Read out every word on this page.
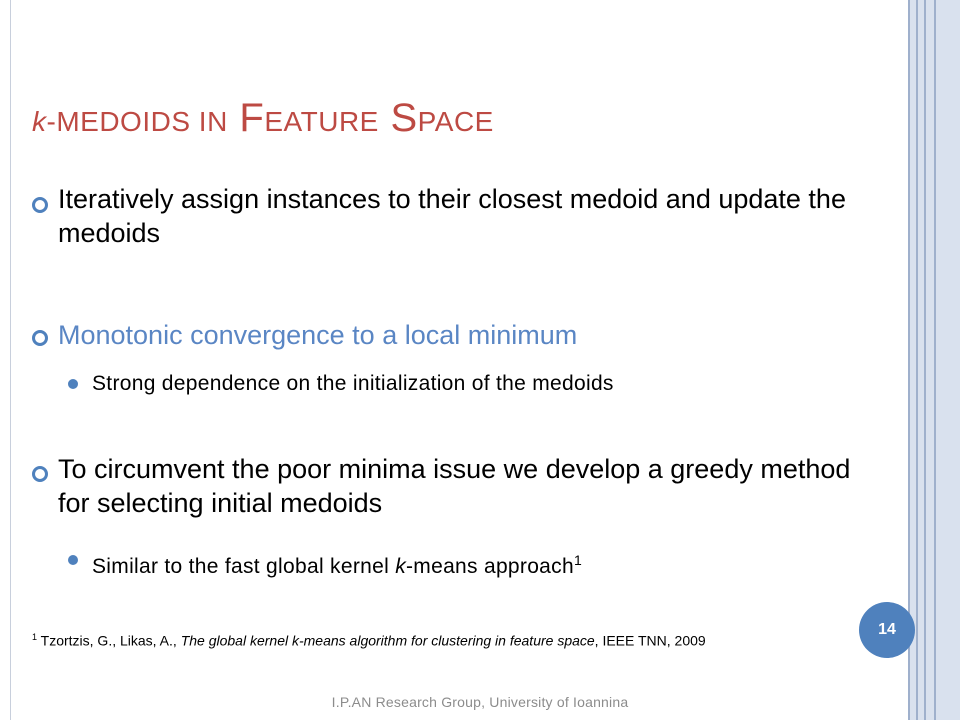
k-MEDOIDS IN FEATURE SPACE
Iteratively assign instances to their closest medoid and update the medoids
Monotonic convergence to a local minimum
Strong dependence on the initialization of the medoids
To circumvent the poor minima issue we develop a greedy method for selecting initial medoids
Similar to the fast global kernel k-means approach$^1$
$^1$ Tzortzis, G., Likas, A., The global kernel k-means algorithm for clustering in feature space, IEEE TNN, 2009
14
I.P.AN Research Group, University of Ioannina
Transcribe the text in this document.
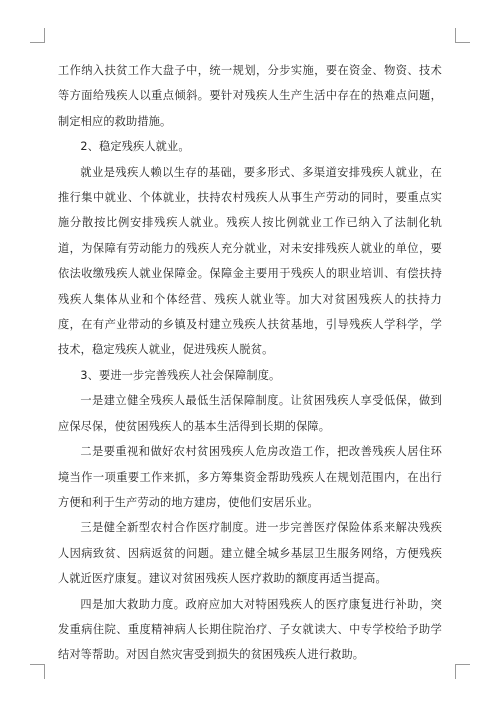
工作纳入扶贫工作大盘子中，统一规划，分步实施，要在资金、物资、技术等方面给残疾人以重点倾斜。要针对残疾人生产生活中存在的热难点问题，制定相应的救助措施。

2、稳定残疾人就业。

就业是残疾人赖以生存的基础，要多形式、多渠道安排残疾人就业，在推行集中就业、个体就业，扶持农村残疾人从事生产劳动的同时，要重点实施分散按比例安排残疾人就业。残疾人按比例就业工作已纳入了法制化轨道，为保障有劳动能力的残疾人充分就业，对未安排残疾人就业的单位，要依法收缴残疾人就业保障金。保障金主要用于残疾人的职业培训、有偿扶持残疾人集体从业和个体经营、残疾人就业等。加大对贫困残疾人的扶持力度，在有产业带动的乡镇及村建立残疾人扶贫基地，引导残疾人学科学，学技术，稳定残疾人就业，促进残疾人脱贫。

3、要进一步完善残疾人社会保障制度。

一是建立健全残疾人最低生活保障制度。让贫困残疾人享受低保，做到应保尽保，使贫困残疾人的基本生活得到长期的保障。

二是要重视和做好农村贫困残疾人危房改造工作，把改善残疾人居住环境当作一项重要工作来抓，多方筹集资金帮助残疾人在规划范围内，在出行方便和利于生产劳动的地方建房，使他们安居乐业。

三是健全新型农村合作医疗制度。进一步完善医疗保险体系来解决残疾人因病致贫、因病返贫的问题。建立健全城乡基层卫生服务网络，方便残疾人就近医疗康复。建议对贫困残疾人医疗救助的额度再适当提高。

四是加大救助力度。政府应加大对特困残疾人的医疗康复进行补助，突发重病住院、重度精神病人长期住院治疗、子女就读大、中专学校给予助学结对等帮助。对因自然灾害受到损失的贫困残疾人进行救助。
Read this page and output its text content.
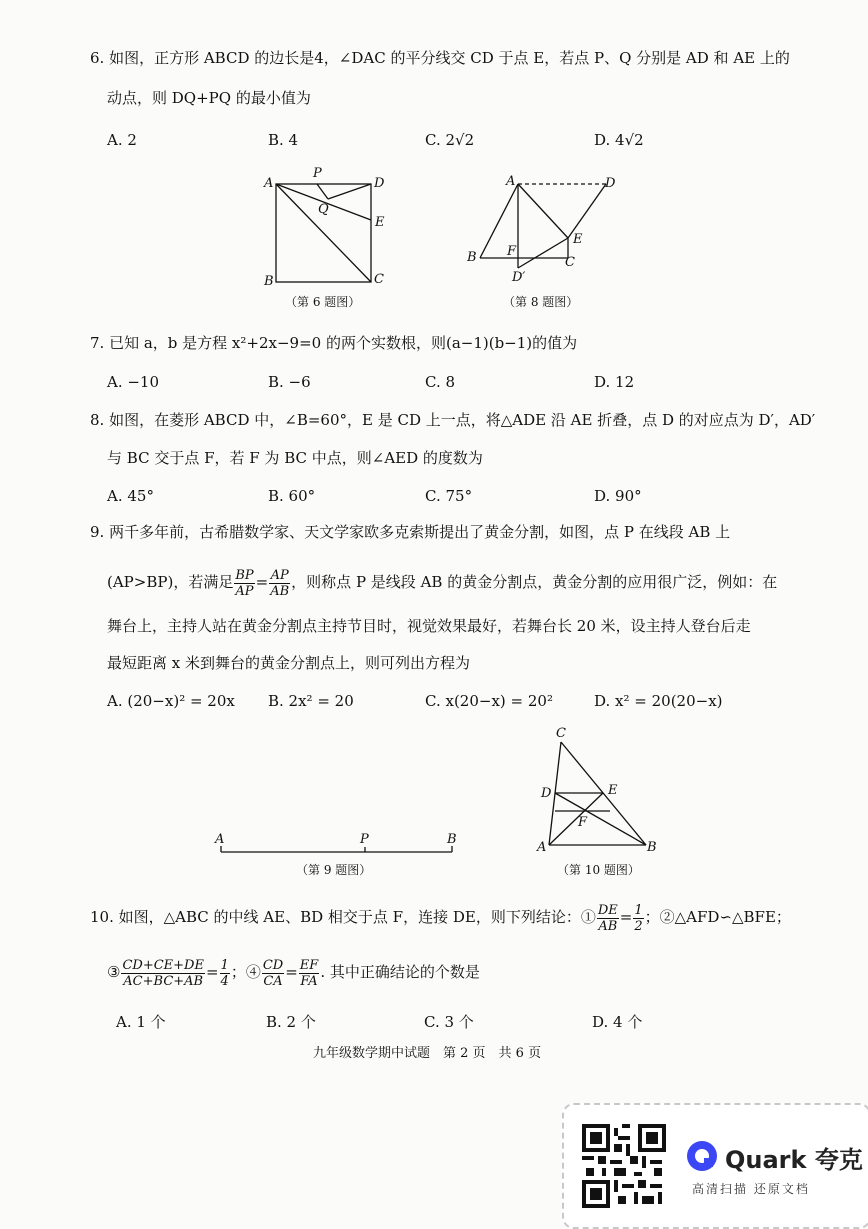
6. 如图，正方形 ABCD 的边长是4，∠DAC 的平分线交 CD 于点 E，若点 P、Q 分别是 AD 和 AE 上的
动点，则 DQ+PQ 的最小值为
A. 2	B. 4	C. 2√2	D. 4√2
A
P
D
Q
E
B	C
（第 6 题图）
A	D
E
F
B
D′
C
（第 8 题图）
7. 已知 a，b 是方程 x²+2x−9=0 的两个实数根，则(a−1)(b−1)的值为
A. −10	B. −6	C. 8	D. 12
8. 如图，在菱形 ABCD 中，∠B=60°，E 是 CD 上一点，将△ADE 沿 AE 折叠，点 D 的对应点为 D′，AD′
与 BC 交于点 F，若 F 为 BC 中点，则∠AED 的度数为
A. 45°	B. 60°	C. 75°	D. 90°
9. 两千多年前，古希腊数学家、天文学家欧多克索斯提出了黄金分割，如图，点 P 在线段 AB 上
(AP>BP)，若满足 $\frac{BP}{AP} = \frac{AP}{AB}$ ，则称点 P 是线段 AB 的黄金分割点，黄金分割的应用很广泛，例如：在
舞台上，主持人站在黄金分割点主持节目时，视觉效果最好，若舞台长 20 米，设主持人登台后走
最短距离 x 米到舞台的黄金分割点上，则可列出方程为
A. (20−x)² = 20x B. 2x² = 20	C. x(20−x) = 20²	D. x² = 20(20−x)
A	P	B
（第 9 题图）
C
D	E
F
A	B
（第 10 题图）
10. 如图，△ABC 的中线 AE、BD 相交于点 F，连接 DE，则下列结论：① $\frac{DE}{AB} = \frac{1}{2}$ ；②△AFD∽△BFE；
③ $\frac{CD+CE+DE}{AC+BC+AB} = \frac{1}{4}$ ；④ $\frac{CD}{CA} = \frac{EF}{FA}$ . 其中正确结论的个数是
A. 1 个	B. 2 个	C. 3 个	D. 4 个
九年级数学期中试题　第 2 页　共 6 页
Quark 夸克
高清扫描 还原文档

|---|

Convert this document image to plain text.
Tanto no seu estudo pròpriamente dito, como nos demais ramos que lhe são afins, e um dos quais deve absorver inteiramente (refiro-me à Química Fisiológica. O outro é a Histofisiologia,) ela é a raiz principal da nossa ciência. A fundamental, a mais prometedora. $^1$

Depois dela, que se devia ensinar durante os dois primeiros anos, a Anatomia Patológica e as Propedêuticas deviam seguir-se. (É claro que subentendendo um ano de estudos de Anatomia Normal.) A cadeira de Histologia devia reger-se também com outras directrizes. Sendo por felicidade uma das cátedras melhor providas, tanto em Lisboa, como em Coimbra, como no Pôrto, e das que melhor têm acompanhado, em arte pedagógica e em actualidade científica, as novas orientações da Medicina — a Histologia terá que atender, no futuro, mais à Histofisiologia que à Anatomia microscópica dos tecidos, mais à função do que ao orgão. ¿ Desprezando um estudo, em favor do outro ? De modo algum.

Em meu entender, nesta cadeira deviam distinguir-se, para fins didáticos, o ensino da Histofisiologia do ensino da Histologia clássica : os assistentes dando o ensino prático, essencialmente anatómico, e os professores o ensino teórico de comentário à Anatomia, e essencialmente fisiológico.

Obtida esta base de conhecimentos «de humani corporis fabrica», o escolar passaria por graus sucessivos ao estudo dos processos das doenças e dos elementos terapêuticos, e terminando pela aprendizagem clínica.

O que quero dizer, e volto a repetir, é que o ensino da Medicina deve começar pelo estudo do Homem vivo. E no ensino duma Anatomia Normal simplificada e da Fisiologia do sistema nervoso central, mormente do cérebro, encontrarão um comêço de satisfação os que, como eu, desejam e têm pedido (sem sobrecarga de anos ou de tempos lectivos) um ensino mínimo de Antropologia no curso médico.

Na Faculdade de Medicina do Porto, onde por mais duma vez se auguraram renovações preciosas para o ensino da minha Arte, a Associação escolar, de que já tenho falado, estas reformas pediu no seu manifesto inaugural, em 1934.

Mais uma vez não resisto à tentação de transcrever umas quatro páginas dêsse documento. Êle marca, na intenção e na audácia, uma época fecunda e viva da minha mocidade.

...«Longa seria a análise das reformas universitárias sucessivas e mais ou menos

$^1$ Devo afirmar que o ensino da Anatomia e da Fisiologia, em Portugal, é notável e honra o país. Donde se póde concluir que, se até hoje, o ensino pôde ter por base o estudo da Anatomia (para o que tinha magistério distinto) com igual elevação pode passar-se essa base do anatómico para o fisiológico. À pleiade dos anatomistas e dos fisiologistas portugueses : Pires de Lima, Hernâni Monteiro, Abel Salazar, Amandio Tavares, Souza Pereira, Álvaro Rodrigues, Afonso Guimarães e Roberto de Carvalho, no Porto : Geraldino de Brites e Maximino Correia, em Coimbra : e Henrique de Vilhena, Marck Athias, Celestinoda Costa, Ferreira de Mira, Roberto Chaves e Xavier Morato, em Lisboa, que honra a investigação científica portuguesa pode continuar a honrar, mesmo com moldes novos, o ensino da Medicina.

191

|---|

_Work required_: Working from the entries above, return all lines that contain "page".

_Correct output_:
Read out every word on this page.
Read this page and output its text content.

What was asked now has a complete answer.